== TASK DIRECTIONS ==
Give an exact copy of every line, leaving images out.
++++++++++
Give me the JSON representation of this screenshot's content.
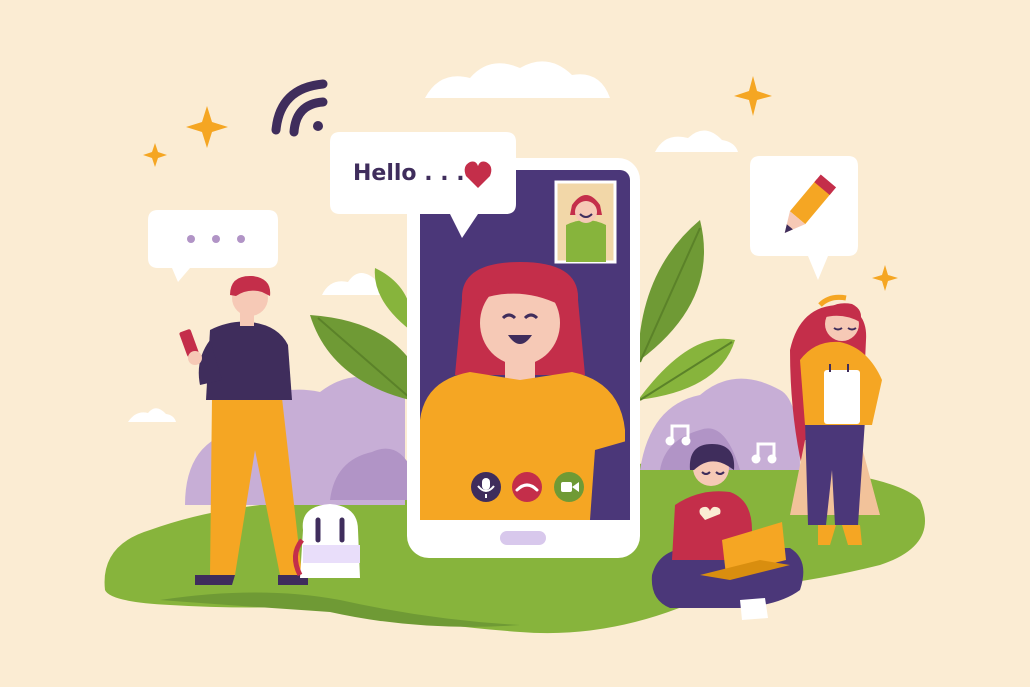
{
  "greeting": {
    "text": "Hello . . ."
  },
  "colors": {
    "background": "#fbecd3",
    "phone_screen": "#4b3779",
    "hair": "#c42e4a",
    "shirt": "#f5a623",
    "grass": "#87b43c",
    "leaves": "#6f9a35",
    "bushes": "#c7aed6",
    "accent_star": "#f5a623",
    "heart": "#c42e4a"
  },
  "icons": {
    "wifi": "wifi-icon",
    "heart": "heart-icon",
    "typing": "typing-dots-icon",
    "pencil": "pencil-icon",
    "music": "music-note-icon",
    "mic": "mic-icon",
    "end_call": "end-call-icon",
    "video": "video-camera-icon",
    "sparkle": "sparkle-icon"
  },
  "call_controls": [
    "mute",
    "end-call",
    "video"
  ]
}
++++++++++
== RESULT ==
Give me the JSON representation of this screenshot's content.
{
  "greeting": {
    "text": "Hello . . ."
  },
  "colors": {
    "background": "#fbecd3",
    "phone_screen": "#4b3779",
    "hair": "#c42e4a",
    "shirt": "#f5a623",
    "grass": "#87b43c",
    "leaves": "#6f9a35",
    "bushes": "#c7aed6",
    "accent_star": "#f5a623",
    "heart": "#c42e4a"
  },
  "icons": {
    "wifi": "wifi-icon",
    "heart": "heart-icon",
    "typing": "typing-dots-icon",
    "pencil": "pencil-icon",
    "music": "music-note-icon",
    "mic": "mic-icon",
    "end_call": "end-call-icon",
    "video": "video-camera-icon",
    "sparkle": "sparkle-icon"
  },
  "call_controls": [
    "mute",
    "end-call",
    "video"
  ]
}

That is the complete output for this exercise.